● **INSTRUCTION**
Copy each record exactly as it reads, leaving out any pictures it holds.
^^^^^^^^^^^^^^^^
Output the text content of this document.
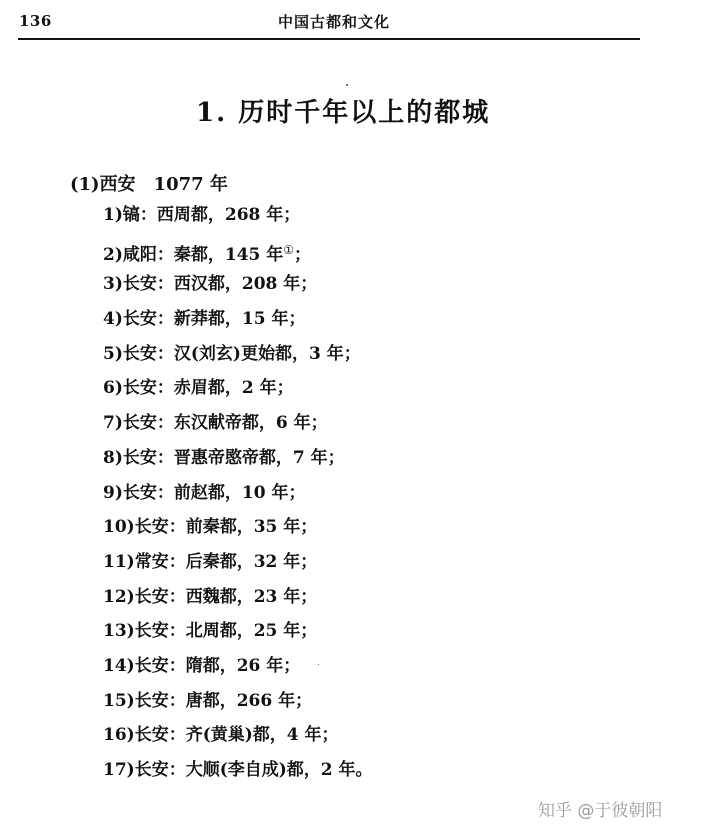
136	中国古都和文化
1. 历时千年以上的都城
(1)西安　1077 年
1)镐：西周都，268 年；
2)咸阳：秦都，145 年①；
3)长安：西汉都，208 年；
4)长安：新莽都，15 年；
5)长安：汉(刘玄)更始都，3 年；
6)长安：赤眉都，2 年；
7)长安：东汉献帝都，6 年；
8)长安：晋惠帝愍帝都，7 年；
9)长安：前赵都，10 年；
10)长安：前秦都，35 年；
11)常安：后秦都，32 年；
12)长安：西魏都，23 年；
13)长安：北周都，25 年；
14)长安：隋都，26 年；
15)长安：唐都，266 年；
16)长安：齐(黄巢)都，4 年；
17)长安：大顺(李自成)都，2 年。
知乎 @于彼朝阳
^^^^^^^^^^^^^^^^
● **EXERCISE RESPONSE**
Output the text content of this document.
136	中国古都和文化
1. 历时千年以上的都城
(1)西安　1077 年
1)镐：西周都，268 年；
2)咸阳：秦都，145 年①；
3)长安：西汉都，208 年；
4)长安：新莽都，15 年；
5)长安：汉(刘玄)更始都，3 年；
6)长安：赤眉都，2 年；
7)长安：东汉献帝都，6 年；
8)长安：晋惠帝愍帝都，7 年；
9)长安：前赵都，10 年；
10)长安：前秦都，35 年；
11)常安：后秦都，32 年；
12)长安：西魏都，23 年；
13)长安：北周都，25 年；
14)长安：隋都，26 年；
15)长安：唐都，266 年；
16)长安：齐(黄巢)都，4 年；
17)长安：大顺(李自成)都，2 年。
知乎 @于彼朝阳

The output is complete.